WHAT THE TASK REQUIRES:
List every line in this data where the string "Sample" occurs.

(Stored items)
======

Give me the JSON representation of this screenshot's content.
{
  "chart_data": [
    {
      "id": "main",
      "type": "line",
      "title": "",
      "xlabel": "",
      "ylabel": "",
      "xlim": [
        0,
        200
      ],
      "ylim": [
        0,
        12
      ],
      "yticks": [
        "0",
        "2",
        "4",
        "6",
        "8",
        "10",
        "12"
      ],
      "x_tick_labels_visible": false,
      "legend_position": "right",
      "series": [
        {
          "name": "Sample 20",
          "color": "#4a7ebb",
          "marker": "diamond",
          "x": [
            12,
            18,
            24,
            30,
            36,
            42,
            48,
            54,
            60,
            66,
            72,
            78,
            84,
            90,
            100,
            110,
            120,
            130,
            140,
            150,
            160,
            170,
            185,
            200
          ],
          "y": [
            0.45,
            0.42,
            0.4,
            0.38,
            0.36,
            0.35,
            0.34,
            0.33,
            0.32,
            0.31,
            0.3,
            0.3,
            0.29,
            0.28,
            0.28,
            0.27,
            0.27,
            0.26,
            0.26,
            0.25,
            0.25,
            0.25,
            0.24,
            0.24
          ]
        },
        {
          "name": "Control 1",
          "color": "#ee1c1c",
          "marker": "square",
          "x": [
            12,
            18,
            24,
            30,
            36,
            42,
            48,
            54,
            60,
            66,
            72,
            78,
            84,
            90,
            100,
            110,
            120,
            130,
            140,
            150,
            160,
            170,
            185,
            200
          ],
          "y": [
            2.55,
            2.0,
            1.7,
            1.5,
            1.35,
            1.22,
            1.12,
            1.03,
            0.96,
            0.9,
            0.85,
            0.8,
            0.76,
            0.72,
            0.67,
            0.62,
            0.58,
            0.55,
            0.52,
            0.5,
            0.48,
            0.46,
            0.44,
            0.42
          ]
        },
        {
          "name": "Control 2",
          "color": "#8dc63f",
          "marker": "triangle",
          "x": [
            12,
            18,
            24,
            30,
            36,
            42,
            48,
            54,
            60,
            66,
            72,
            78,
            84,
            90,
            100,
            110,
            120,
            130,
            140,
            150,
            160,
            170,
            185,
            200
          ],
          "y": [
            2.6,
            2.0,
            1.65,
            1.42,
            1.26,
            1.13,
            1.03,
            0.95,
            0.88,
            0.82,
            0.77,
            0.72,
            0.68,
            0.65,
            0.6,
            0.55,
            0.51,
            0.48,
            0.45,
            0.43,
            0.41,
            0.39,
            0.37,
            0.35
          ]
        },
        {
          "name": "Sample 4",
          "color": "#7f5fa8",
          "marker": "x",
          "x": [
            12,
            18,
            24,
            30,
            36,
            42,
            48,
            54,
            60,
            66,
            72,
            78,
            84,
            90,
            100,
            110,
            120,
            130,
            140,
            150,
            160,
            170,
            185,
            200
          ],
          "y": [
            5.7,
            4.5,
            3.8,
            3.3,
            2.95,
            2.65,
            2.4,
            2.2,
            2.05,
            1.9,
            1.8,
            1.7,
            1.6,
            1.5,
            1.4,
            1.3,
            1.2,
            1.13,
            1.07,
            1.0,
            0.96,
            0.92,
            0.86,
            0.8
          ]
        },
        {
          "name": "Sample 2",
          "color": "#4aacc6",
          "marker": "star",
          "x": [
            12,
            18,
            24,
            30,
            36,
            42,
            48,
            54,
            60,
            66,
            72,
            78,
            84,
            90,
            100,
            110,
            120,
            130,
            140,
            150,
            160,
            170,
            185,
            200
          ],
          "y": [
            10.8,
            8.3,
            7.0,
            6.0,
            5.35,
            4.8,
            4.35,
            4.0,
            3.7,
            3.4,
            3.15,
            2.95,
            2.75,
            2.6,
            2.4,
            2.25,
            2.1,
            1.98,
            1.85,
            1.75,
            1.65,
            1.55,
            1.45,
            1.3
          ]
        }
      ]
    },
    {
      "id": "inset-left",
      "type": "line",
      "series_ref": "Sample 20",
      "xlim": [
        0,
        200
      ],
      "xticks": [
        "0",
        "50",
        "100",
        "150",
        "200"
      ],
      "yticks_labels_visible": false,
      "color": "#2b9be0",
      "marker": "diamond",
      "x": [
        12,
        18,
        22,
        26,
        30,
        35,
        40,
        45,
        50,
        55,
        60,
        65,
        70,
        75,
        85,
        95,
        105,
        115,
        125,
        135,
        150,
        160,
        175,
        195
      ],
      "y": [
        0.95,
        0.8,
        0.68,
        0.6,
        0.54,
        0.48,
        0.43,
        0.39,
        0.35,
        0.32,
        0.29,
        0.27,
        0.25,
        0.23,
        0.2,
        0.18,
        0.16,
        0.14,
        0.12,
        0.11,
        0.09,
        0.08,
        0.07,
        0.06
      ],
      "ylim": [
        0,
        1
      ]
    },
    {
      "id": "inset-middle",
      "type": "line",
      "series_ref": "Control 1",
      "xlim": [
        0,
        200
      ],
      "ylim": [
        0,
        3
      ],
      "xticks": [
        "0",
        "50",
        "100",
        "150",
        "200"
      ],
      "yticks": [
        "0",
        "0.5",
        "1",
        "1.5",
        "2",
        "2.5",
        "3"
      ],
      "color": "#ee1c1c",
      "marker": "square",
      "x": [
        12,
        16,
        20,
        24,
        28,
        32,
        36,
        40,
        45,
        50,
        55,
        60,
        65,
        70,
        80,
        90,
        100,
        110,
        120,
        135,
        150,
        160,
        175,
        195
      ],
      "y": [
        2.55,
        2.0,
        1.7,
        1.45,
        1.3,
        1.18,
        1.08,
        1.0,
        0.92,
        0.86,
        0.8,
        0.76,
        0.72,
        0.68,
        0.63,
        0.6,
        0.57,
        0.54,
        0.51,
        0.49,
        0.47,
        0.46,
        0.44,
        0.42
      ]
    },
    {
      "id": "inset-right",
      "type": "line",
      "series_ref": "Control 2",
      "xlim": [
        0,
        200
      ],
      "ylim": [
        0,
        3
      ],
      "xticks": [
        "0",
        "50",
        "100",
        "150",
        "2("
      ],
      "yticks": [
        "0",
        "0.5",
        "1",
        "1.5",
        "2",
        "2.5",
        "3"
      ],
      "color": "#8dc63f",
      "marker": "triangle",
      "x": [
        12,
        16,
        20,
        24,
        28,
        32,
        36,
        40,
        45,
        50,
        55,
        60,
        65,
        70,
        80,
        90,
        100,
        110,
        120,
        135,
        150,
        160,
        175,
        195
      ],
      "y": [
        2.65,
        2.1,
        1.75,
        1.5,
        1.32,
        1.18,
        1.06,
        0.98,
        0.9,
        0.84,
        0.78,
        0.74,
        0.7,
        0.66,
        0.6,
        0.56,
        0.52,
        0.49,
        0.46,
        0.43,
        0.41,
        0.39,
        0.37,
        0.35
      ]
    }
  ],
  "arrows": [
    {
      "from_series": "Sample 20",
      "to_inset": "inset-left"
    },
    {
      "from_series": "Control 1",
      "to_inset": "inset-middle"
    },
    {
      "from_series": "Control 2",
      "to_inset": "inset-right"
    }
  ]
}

======

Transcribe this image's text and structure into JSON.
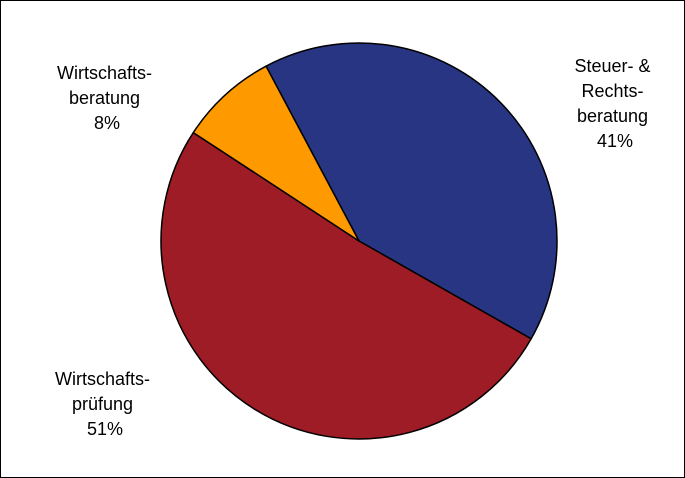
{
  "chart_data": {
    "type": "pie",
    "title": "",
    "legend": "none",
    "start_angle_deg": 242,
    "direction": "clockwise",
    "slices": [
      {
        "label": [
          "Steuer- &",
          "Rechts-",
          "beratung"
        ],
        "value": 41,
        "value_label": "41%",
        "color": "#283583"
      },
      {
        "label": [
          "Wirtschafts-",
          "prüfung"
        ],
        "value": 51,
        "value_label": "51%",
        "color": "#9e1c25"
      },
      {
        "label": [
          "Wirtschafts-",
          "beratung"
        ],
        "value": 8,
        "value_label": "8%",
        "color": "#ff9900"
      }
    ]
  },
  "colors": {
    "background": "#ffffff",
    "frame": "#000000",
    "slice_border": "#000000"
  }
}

======

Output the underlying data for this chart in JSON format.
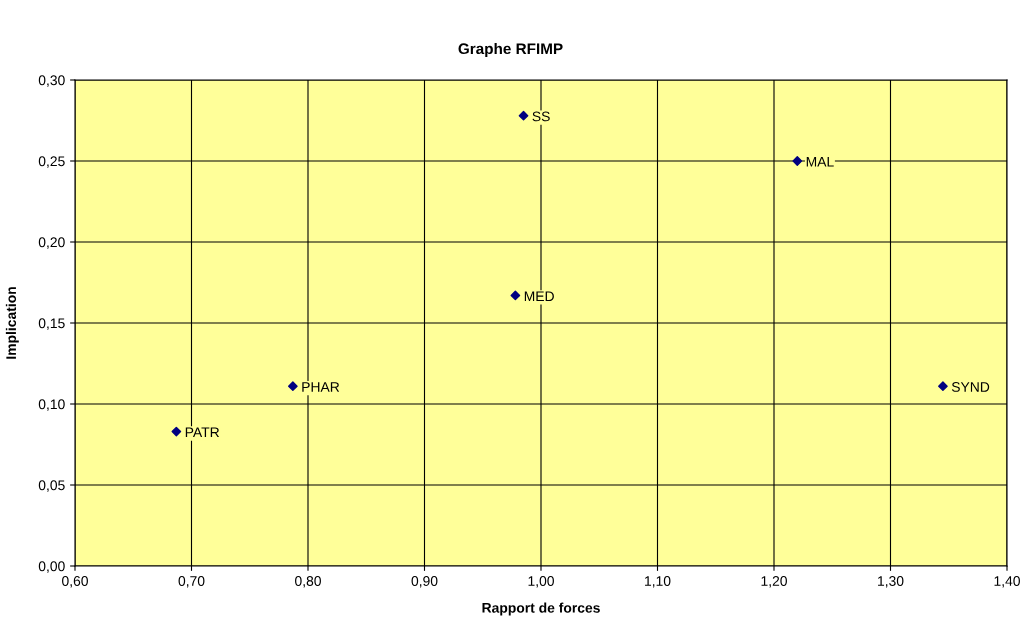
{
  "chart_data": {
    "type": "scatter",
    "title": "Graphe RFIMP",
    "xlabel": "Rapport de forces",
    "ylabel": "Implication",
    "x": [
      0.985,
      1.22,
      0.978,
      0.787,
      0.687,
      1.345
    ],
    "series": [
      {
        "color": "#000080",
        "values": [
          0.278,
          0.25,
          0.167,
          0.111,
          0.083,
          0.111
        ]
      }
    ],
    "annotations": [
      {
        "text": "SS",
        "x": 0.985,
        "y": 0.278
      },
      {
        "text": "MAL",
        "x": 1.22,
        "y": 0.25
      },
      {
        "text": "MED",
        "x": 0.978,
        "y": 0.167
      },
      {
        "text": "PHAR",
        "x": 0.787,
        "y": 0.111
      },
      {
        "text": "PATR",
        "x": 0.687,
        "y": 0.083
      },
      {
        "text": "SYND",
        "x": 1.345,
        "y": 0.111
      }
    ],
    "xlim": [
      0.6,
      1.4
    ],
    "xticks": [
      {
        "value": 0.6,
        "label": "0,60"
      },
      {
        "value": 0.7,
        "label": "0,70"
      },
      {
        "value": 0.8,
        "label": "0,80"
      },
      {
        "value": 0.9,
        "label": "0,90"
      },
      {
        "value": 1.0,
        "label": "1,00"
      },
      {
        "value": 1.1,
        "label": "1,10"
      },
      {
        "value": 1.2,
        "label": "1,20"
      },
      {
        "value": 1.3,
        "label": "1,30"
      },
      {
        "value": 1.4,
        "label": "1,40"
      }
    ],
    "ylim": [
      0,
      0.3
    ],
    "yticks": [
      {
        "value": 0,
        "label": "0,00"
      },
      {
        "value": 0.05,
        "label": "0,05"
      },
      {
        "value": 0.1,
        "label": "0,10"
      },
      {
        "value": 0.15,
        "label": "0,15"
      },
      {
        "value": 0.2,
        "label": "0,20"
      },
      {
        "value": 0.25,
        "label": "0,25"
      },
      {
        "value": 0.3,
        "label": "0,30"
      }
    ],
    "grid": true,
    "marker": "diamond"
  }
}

======

SOLUTION TO THE EXERCISE:
          "name": "Sample 20",
          "name": "Sample 4",
          "name": "Sample 2",
      "series_ref": "Sample 20",
      "from_series": "Sample 20",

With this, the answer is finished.